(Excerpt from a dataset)
▼▼▼
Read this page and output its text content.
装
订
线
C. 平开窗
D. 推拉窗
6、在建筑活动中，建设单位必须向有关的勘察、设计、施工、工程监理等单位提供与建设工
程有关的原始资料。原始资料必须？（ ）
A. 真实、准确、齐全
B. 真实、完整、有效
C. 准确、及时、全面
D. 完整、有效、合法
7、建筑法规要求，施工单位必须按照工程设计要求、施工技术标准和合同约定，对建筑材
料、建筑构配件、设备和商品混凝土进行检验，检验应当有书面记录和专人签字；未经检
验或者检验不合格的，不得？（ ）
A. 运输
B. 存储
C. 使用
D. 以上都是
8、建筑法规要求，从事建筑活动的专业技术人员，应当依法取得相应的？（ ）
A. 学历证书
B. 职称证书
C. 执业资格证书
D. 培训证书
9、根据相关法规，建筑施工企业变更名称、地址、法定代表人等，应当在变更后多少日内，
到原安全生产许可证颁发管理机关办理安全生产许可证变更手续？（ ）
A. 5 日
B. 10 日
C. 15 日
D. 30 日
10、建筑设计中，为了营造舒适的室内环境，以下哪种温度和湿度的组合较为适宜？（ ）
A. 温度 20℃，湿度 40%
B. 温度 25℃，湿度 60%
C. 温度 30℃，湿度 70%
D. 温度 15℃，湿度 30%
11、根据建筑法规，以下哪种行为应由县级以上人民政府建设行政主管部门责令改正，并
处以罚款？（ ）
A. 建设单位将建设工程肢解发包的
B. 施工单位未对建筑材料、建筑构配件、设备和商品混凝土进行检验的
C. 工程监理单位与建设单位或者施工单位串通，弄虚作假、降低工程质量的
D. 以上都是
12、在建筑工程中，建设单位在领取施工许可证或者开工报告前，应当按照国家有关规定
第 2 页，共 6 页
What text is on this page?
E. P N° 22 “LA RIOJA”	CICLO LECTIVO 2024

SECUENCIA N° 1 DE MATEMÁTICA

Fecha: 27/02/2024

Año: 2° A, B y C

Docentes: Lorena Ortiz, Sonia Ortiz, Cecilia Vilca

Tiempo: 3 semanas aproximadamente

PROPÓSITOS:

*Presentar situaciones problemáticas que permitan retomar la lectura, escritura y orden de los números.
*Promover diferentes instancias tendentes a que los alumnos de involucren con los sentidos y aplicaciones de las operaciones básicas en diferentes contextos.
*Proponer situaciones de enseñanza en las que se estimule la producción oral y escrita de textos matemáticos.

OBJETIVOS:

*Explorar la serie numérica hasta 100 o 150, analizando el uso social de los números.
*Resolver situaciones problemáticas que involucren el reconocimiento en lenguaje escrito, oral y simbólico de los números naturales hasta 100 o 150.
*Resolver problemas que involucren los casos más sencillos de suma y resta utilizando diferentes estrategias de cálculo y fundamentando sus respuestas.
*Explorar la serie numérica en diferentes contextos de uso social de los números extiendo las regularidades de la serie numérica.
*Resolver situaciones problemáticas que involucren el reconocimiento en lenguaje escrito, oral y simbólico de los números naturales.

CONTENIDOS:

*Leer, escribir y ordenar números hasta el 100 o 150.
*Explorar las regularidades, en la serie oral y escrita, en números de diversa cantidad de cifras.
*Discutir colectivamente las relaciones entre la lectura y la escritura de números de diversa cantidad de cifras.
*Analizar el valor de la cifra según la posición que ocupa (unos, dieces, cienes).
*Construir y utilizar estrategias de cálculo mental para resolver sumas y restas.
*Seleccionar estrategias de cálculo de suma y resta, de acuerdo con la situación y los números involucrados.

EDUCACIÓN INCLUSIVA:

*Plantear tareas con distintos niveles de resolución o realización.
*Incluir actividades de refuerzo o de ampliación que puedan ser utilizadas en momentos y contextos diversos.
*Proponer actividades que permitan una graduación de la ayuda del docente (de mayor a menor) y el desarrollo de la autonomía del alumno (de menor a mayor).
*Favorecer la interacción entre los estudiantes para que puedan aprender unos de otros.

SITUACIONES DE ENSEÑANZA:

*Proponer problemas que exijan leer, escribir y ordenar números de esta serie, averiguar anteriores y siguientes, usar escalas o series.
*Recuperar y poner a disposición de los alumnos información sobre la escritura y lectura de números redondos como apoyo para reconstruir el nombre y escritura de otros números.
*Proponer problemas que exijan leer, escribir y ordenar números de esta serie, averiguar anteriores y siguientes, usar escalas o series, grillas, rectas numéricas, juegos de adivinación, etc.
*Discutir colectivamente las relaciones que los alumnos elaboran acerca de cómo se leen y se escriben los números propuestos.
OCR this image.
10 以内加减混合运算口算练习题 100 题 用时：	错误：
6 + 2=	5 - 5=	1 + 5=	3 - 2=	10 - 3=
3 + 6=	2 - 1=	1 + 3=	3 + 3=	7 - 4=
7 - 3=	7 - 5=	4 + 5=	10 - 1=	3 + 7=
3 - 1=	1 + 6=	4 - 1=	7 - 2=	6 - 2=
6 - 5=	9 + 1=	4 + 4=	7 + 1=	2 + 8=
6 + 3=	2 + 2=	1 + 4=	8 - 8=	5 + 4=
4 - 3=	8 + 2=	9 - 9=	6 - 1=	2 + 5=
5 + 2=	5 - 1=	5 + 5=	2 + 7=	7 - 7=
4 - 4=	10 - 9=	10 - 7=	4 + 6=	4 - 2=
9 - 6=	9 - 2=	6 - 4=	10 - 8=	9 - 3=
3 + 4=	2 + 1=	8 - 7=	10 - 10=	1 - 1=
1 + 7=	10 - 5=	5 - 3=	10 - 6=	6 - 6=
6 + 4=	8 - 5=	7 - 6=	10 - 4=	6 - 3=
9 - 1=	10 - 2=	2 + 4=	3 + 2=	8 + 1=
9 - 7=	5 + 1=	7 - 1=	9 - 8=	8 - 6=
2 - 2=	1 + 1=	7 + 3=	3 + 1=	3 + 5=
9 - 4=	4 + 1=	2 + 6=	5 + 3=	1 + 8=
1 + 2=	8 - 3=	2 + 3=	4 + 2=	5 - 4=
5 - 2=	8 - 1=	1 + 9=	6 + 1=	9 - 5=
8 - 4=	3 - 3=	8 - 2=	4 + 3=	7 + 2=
▲▲▲
■ Work required ■
Which lines contain "page"? Copy each of them.

■ Response ■
Read this page and output its text content.
What text is on this page?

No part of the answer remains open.